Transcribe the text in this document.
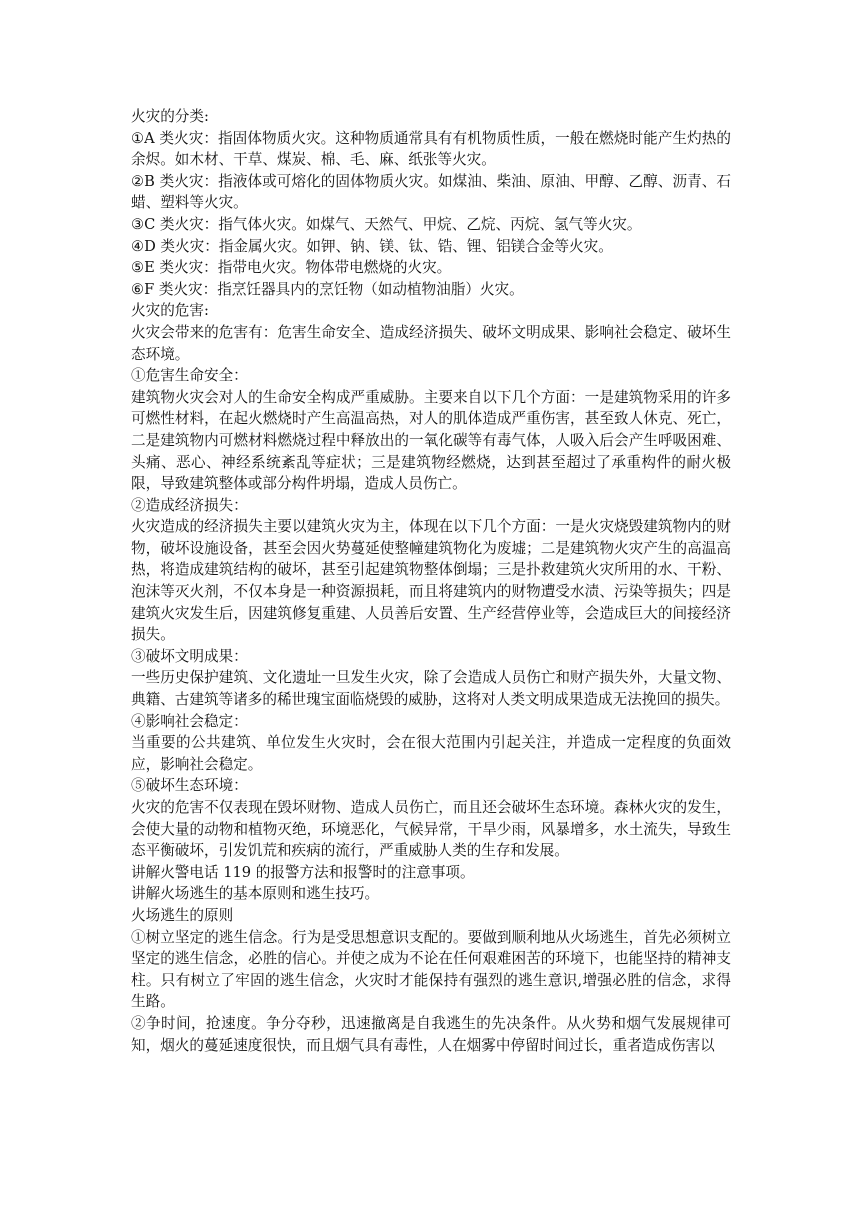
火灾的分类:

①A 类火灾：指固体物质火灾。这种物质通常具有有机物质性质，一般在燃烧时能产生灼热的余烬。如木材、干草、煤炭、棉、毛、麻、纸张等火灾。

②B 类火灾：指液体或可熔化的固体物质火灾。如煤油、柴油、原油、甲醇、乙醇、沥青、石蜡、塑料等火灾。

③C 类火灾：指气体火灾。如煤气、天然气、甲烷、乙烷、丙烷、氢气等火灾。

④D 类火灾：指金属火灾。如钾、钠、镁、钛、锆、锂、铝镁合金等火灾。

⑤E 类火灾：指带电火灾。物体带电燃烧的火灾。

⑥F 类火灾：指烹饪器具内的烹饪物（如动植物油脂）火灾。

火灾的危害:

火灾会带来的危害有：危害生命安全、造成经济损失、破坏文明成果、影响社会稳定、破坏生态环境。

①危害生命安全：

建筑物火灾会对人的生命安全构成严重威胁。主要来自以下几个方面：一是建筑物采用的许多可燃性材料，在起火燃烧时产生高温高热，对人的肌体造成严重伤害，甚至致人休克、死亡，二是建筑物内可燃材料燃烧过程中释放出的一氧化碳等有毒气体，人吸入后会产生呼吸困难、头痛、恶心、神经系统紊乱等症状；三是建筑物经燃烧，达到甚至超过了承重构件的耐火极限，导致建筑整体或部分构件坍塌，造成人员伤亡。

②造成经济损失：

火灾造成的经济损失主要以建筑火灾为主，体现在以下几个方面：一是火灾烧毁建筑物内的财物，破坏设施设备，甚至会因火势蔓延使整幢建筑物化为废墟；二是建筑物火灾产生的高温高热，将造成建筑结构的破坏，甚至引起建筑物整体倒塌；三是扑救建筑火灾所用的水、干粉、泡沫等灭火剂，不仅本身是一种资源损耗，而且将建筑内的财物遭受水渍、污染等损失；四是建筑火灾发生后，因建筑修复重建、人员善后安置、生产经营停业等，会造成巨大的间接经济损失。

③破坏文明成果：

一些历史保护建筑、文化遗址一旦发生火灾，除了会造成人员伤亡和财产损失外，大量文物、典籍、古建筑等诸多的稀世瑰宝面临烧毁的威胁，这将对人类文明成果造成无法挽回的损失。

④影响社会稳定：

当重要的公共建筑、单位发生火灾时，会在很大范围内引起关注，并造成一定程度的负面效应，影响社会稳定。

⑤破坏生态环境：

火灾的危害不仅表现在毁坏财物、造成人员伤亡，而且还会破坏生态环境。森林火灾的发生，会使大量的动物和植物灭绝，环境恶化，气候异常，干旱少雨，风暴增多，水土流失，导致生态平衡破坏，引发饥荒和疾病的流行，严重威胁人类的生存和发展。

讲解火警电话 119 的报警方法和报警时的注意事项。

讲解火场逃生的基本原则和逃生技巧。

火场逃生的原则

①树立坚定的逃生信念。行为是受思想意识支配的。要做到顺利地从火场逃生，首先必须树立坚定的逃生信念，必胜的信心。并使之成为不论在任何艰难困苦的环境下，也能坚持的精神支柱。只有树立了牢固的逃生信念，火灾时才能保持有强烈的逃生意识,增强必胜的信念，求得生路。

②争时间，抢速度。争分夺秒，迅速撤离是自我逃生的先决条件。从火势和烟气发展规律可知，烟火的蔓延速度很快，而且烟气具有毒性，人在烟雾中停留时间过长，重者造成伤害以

* * * * *

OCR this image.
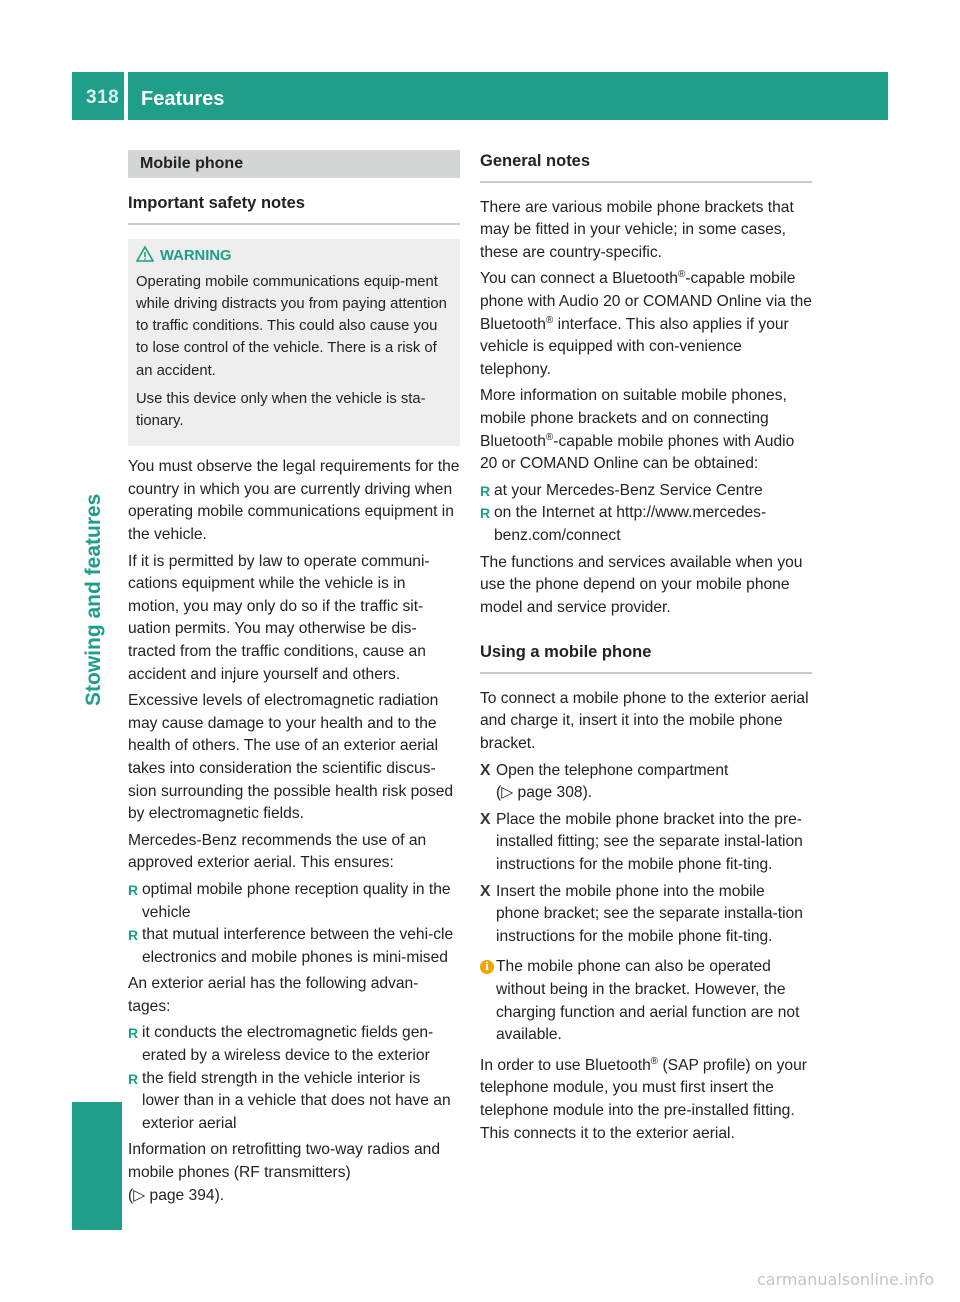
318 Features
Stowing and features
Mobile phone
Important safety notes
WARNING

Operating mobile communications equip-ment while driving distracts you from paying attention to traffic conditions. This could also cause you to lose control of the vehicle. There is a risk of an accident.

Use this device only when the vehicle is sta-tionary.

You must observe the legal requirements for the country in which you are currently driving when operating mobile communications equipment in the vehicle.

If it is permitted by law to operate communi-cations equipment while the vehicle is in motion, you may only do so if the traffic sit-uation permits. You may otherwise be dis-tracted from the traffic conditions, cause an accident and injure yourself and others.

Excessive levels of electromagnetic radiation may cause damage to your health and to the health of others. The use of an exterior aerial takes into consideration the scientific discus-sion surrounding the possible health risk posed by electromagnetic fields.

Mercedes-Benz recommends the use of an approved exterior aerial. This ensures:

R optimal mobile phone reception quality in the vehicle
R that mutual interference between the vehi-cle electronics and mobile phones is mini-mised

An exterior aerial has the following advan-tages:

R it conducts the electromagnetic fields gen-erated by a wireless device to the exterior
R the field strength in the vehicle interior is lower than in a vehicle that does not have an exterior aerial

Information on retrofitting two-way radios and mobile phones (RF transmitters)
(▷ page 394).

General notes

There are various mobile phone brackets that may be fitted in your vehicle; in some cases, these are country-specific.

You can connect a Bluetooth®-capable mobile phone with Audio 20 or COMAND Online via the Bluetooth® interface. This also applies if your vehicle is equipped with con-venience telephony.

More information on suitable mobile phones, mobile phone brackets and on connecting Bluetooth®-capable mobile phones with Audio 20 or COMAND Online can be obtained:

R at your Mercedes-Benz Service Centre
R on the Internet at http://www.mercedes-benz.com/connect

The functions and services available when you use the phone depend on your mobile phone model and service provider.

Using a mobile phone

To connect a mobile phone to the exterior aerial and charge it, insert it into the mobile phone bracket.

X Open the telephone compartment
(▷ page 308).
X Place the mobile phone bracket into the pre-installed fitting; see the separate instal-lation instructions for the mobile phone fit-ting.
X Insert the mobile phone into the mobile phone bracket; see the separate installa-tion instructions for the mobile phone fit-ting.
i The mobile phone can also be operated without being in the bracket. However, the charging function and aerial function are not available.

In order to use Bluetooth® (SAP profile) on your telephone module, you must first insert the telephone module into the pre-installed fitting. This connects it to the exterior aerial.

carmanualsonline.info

* * * * *

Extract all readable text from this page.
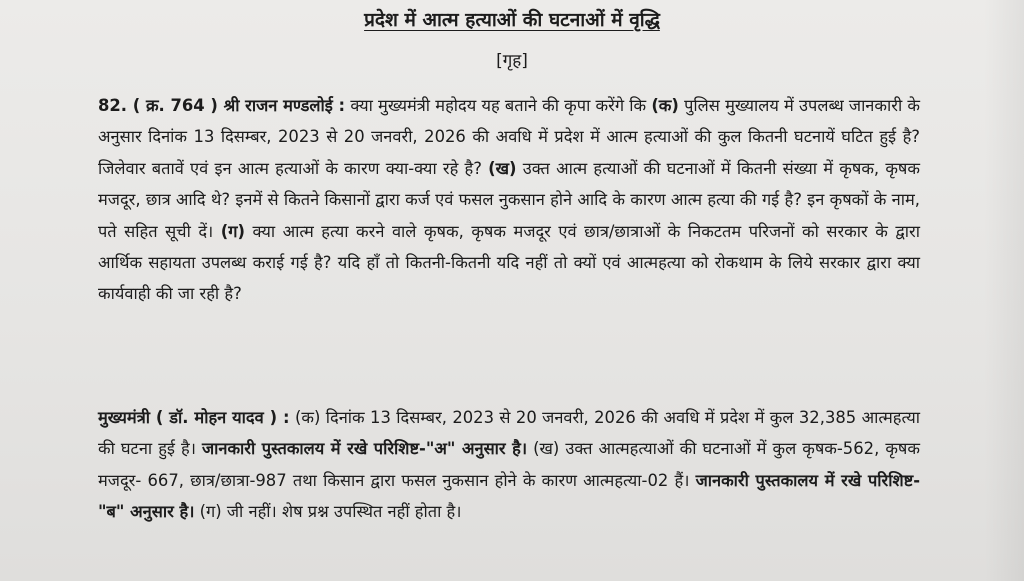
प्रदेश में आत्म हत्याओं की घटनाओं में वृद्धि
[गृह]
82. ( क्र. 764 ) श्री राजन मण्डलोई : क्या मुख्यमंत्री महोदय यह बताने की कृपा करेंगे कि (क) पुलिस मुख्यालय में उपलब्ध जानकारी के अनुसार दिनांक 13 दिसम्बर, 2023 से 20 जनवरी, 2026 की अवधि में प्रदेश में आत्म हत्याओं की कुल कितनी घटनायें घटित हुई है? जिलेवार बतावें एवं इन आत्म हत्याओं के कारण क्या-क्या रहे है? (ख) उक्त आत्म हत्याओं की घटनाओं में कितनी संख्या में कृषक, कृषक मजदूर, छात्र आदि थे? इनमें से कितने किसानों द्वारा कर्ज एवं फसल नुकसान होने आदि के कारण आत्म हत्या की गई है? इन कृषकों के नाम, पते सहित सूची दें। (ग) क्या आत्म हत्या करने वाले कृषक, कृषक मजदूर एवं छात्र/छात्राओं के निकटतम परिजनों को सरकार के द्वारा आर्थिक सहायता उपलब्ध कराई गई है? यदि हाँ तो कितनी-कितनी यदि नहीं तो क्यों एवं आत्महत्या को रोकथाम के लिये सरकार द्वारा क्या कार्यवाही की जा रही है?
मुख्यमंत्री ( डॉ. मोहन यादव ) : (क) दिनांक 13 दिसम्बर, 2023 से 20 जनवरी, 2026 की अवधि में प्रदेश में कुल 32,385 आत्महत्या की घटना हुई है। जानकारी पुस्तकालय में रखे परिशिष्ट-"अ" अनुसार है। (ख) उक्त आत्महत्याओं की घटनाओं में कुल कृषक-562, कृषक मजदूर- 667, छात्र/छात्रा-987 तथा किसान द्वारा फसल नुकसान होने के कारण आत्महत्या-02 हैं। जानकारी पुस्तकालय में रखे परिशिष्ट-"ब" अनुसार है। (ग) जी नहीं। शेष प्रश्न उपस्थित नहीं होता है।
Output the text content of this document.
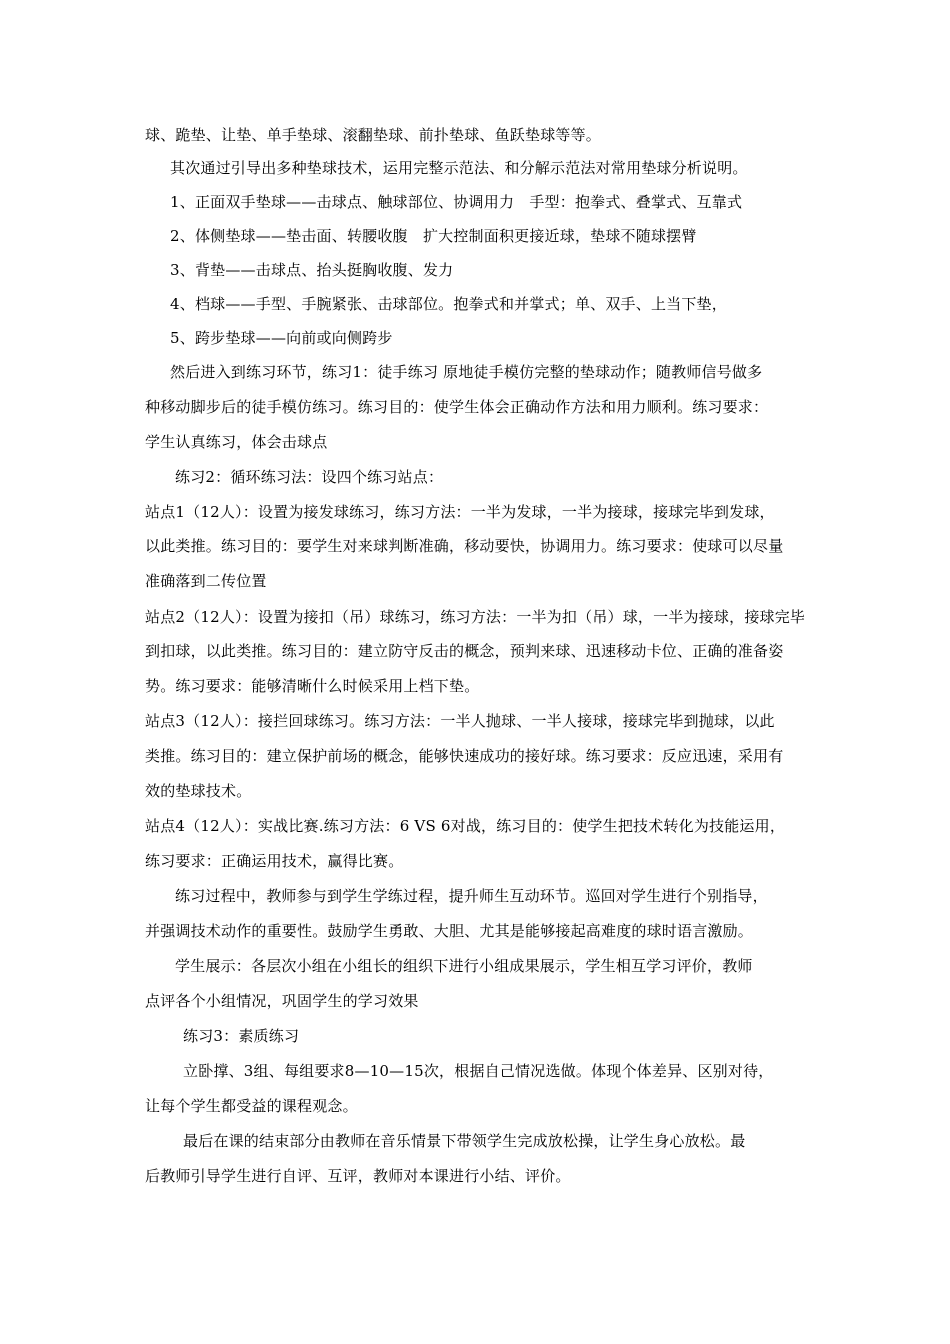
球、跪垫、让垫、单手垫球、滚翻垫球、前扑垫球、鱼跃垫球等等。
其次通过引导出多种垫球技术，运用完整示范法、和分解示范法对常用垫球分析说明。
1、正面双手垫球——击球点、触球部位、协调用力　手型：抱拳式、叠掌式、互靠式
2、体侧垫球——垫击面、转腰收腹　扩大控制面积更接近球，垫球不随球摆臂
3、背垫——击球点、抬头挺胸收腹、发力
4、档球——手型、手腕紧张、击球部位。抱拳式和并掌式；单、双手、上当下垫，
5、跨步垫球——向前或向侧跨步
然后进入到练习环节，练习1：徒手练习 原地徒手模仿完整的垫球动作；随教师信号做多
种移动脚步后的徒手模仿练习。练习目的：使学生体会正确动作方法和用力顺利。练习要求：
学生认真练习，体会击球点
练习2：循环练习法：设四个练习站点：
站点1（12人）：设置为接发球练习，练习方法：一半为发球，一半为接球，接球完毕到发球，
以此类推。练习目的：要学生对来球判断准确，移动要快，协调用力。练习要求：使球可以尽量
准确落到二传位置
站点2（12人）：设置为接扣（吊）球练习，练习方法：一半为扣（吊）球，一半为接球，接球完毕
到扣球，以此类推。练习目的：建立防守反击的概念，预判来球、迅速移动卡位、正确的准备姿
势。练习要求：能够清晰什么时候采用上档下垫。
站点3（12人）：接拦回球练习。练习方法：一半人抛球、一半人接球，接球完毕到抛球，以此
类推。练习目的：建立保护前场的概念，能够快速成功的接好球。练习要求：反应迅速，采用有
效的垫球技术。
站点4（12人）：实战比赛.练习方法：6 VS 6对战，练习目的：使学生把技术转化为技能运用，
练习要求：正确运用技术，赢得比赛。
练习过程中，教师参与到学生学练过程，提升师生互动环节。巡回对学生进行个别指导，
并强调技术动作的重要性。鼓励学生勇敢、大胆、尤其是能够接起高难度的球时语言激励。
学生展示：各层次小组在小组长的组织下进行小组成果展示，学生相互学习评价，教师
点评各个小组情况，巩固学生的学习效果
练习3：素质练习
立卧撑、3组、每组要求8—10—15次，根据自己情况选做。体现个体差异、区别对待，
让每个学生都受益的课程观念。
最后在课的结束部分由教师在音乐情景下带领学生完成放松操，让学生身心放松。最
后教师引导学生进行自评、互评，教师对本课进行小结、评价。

* * * * *

## Work to be completed
Lines of the material that contain the word "separate" are to be gathered.

## Correct output
X Place the mobile phone bracket into the pre-installed fitting; see the separate instal-lation instructions for the mobile phone fit-ting.
X Insert the mobile phone into the mobile phone bracket; see the separate installa-tion instructions for the mobile phone fit-ting.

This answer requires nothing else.